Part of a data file
========================
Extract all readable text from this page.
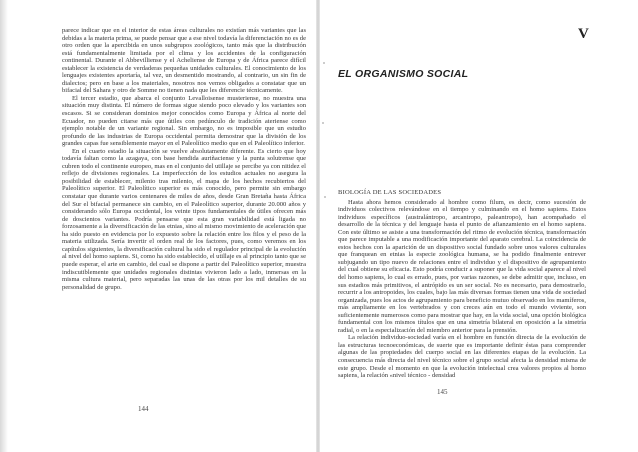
parece indicar que en el interior de estas áreas culturales no existían más variantes que las debidas a la materia prima, se puede pensar que a ese nivel todavía la diferenciación no es de otro orden que la apercibida en unos subgrupos zoológicos, tanto más que la distribución está fundamentalmente limitada por el clima y los accidentes de la configuración continental. Durante el Abbevilliense y el Acheliense de Europa y de África parece difícil establecer la existencia de verdaderas pequeñas unidades culturales. El conocimiento de los lenguajes existentes aportaría, tal vez, un desmentido mostrando, al contrario, un sin fin de dialectos; pero en base a los materiales, nosotros nos vemos obligados a constatar que un bifacial del Sahara y otro de Somme no tienen nada que les diferencie técnicamente.

El tercer estadio, que abarca el conjunto Levalloisense musteriense, no muestra una situación muy distinta. El número de formas sigue siendo poco elevado y los variantes son escasos. Si se consideran dominios mejor conocidos como Europa y África al norte del Ecuador, no pueden citarse más que útiles con pedúnculo de tradición ateriense como ejemplo notable de un variante regional. Sin embargo, no es imposible que un estudio profundo de las industrias de Europa occidental permita demostrar que la división de los grandes capas fue sensiblemente mayor en el Paleolítico medio que en el Paleolítico inferior.

En el cuarto estadio la situación se vuelve absolutamente diferente. Es cierto que hoy todavía faltan como la azagaya, con base hendida auriñaciense y la punta solutrense que cubren todo el continente europeo, mas en el conjunto del utillaje se percibe ya con nitidez el reflejo de divisiones regionales. La imperfección de los estudios actuales no asegura la posibilidad de establecer, milenio tras milenio, el mapa de los hechos recubiertos del Paleolítico superior. El Paleolítico superior es más conocido, pero permite sin embargo constatar que durante varios centenares de miles de años, desde Gran Bretaña hasta África del Sur el bifacial permanece sin cambio, en el Paleolítico superior, durante 20.000 años y considerando sólo Europa occidental, los veinte tipos fundamentales de útiles ofrecen más de doscientos variantes. Podría pensarse que esta gran variabilidad está ligada no forzosamente a la diversificación de las etnias, sino al mismo movimiento de aceleración que ha sido puesto en evidencia por lo expuesto sobre la relación entre los filos y el peso de la materia utilizada. Sería invertir el orden real de los factores, pues, como veremos en los capítulos siguientes, la diversificación cultural ha sido el regulador principal de la evolución al nivel del homo sapiens. Si, como ha sido establecido, el utillaje es al principio tanto que se puede esperar, el arte en cambio, del cual se dispone a partir del Paleolítico superior, muestra indiscutiblemente que unidades regionales distintas vivieron lado a lado, inmersas en la misma cultura material, pero separadas las unas de las otras por los mil detalles de su personalidad de grupo.

144
V
EL ORGANISMO SOCIAL

BIOLOGÍA DE LAS SOCIEDADES

Hasta ahora hemos considerado al hombre como filum, es decir, como sucesión de individuos colectivos relevándose en el tiempo y culminando en el homo sapiens. Estos individuos específicos (australántropo, arcantropo, paleantropo), han acompañado el desarrollo de la técnica y del lenguaje hasta el punto de afianzamiento en el homo sapiens. Con este último se asiste a una transformación del ritmo de evolución técnica, transformación que parece imputable a una modificación importante del aparato cerebral. La coincidencia de estos hechos con la aparición de un dispositivo social fundado sobre unos valores culturales que franquean en etnias la especie zoológica humana, se ha podido finalmente entrever subjugando un tipo nuevo de relaciones entre el individuo y el dispositivo de agrupamiento del cual obtiene su eficacia. Esto podría conducir a suponer que la vida social aparece al nivel del homo sapiens, lo cual es errado, pues, por varias razones, se debe admitir que, incluso, en sus estadios más primitivos, el antrópido es un ser social. No es necesario, para demostrarlo, recurrir a los antropoides, los cuales, bajo las más diversas formas tienen una vida de sociedad organizada, pues los actos de agrupamiento para beneficio mutuo observado en los mamíferos, más ampliamente en los vertebrados y con creces aún en todo el mundo viviente, son suficientemente numerosos como para mostrar que hay, en la vida social, una opción biológica fundamental con los mismos títulos que en una simetría bilateral en oposición a la simetría radial, o en la especialización del miembro anterior para la prensión.

La relación individuo-sociedad varía en el hombre en función directa de la evolución de las estructuras tecnoeconómicas, de suerte que es importante definir éstas para comprender algunas de las propiedades del cuerpo social en las diferentes etapas de la evolución. La consecuencia más directa del nivel técnico sobre el grupo social afecta la densidad misma de este grupo. Desde el momento en que la evolución intelectual crea valores propios al homo sapiens, la relación «nivel técnico - densidad

145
========================
▶ Exercise aim: Reproduce every line exactly and omit all pictures.

▶ Written answer:
Extract all readable text from this page.
parece indicar que en el interior de estas áreas culturales no existían más variantes que las debidas a la materia prima, se puede pensar que a ese nivel todavía la diferenciación no es de otro orden que la apercibida en unos subgrupos zoológicos, tanto más que la distribución está fundamentalmente limitada por el clima y los accidentes de la configuración continental. Durante el Abbevilliense y el Acheliense de Europa y de África parece difícil establecer la existencia de verdaderas pequeñas unidades culturales. El conocimiento de los lenguajes existentes aportaría, tal vez, un desmentido mostrando, al contrario, un sin fin de dialectos; pero en base a los materiales, nosotros nos vemos obligados a constatar que un bifacial del Sahara y otro de Somme no tienen nada que les diferencie técnicamente.

El tercer estadio, que abarca el conjunto Levalloisense musteriense, no muestra una situación muy distinta. El número de formas sigue siendo poco elevado y los variantes son escasos. Si se consideran dominios mejor conocidos como Europa y África al norte del Ecuador, no pueden citarse más que útiles con pedúnculo de tradición ateriense como ejemplo notable de un variante regional. Sin embargo, no es imposible que un estudio profundo de las industrias de Europa occidental permita demostrar que la división de los grandes capas fue sensiblemente mayor en el Paleolítico medio que en el Paleolítico inferior.

En el cuarto estadio la situación se vuelve absolutamente diferente. Es cierto que hoy todavía faltan como la azagaya, con base hendida auriñaciense y la punta solutrense que cubren todo el continente europeo, mas en el conjunto del utillaje se percibe ya con nitidez el reflejo de divisiones regionales. La imperfección de los estudios actuales no asegura la posibilidad de establecer, milenio tras milenio, el mapa de los hechos recubiertos del Paleolítico superior. El Paleolítico superior es más conocido, pero permite sin embargo constatar que durante varios centenares de miles de años, desde Gran Bretaña hasta África del Sur el bifacial permanece sin cambio, en el Paleolítico superior, durante 20.000 años y considerando sólo Europa occidental, los veinte tipos fundamentales de útiles ofrecen más de doscientos variantes. Podría pensarse que esta gran variabilidad está ligada no forzosamente a la diversificación de las etnias, sino al mismo movimiento de aceleración que ha sido puesto en evidencia por lo expuesto sobre la relación entre los filos y el peso de la materia utilizada. Sería invertir el orden real de los factores, pues, como veremos en los capítulos siguientes, la diversificación cultural ha sido el regulador principal de la evolución al nivel del homo sapiens. Si, como ha sido establecido, el utillaje es al principio tanto que se puede esperar, el arte en cambio, del cual se dispone a partir del Paleolítico superior, muestra indiscutiblemente que unidades regionales distintas vivieron lado a lado, inmersas en la misma cultura material, pero separadas las unas de las otras por los mil detalles de su personalidad de grupo.

144
V
EL ORGANISMO SOCIAL

BIOLOGÍA DE LAS SOCIEDADES

Hasta ahora hemos considerado al hombre como filum, es decir, como sucesión de individuos colectivos relevándose en el tiempo y culminando en el homo sapiens. Estos individuos específicos (australántropo, arcantropo, paleantropo), han acompañado el desarrollo de la técnica y del lenguaje hasta el punto de afianzamiento en el homo sapiens. Con este último se asiste a una transformación del ritmo de evolución técnica, transformación que parece imputable a una modificación importante del aparato cerebral. La coincidencia de estos hechos con la aparición de un dispositivo social fundado sobre unos valores culturales que franquean en etnias la especie zoológica humana, se ha podido finalmente entrever subjugando un tipo nuevo de relaciones entre el individuo y el dispositivo de agrupamiento del cual obtiene su eficacia. Esto podría conducir a suponer que la vida social aparece al nivel del homo sapiens, lo cual es errado, pues, por varias razones, se debe admitir que, incluso, en sus estadios más primitivos, el antrópido es un ser social. No es necesario, para demostrarlo, recurrir a los antropoides, los cuales, bajo las más diversas formas tienen una vida de sociedad organizada, pues los actos de agrupamiento para beneficio mutuo observado en los mamíferos, más ampliamente en los vertebrados y con creces aún en todo el mundo viviente, son suficientemente numerosos como para mostrar que hay, en la vida social, una opción biológica fundamental con los mismos títulos que en una simetría bilateral en oposición a la simetría radial, o en la especialización del miembro anterior para la prensión.

La relación individuo-sociedad varía en el hombre en función directa de la evolución de las estructuras tecnoeconómicas, de suerte que es importante definir éstas para comprender algunas de las propiedades del cuerpo social en las diferentes etapas de la evolución. La consecuencia más directa del nivel técnico sobre el grupo social afecta la densidad misma de este grupo. Desde el momento en que la evolución intelectual crea valores propios al homo sapiens, la relación «nivel técnico - densidad

145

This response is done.